WORK REQUIRED:
Count the lines in the records below that contain the word "name", and reply with only that number.

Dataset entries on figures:
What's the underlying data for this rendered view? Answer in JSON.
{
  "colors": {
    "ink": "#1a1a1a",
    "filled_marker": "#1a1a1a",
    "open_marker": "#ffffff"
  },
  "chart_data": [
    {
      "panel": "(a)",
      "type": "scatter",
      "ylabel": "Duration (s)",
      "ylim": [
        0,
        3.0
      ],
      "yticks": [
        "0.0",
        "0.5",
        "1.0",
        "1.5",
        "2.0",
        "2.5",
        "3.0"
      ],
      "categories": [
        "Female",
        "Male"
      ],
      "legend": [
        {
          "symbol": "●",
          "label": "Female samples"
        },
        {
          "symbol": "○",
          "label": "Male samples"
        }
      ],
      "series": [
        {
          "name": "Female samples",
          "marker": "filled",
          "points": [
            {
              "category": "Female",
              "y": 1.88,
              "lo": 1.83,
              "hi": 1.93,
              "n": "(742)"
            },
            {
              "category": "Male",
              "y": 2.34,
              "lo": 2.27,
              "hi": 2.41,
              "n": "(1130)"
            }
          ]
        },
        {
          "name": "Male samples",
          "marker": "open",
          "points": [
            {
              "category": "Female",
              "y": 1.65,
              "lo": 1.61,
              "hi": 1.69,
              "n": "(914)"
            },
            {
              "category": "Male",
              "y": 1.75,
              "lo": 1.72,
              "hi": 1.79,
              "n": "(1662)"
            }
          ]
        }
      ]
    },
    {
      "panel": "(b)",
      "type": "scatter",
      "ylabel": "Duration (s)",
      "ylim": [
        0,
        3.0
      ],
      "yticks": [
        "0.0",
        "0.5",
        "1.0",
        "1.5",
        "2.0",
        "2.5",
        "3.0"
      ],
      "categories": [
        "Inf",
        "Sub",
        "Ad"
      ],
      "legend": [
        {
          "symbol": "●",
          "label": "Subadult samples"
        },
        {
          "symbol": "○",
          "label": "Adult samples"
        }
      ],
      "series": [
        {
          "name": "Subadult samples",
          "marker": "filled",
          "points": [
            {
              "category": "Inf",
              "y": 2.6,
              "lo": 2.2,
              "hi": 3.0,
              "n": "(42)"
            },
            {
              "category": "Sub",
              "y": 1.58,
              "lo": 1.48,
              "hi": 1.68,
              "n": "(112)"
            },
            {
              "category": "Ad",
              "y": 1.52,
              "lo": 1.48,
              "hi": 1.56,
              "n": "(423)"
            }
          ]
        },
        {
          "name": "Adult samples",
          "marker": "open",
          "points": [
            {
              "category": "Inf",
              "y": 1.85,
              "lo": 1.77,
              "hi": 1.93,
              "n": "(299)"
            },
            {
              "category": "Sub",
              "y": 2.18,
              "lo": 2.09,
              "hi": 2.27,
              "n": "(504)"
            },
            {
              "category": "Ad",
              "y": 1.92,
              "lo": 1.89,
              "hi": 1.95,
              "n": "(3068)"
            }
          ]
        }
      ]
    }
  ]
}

* * *

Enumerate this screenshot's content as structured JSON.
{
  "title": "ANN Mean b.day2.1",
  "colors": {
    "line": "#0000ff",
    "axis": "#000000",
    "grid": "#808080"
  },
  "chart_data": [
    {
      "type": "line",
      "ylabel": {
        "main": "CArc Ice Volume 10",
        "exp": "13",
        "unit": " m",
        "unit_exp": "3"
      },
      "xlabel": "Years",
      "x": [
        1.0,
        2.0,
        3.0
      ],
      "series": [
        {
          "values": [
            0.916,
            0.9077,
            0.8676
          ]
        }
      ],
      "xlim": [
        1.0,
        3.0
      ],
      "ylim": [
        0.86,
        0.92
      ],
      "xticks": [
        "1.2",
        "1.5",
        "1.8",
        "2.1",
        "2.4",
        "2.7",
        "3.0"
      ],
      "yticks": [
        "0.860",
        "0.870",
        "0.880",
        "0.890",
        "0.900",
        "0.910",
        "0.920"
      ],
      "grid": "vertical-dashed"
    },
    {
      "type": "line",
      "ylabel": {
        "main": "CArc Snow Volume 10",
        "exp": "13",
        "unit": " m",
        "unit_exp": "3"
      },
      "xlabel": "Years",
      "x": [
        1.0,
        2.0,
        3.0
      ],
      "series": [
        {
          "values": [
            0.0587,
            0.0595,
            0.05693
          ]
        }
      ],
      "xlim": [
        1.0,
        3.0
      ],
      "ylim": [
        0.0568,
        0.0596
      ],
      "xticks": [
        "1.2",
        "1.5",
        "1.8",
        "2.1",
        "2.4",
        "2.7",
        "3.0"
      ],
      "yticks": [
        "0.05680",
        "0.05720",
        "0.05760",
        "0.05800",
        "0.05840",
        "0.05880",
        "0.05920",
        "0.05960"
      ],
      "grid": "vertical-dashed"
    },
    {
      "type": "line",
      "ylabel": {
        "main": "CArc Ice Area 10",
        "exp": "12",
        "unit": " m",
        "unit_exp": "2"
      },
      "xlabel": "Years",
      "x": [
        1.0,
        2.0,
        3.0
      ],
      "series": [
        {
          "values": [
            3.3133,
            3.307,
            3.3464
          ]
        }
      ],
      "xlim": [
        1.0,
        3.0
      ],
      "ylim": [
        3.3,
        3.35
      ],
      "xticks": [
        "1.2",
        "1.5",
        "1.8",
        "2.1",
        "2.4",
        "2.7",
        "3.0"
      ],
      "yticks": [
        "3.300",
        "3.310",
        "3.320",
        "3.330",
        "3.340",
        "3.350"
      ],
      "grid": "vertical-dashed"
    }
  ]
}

SOLUTION TO THE PROBLEM:
4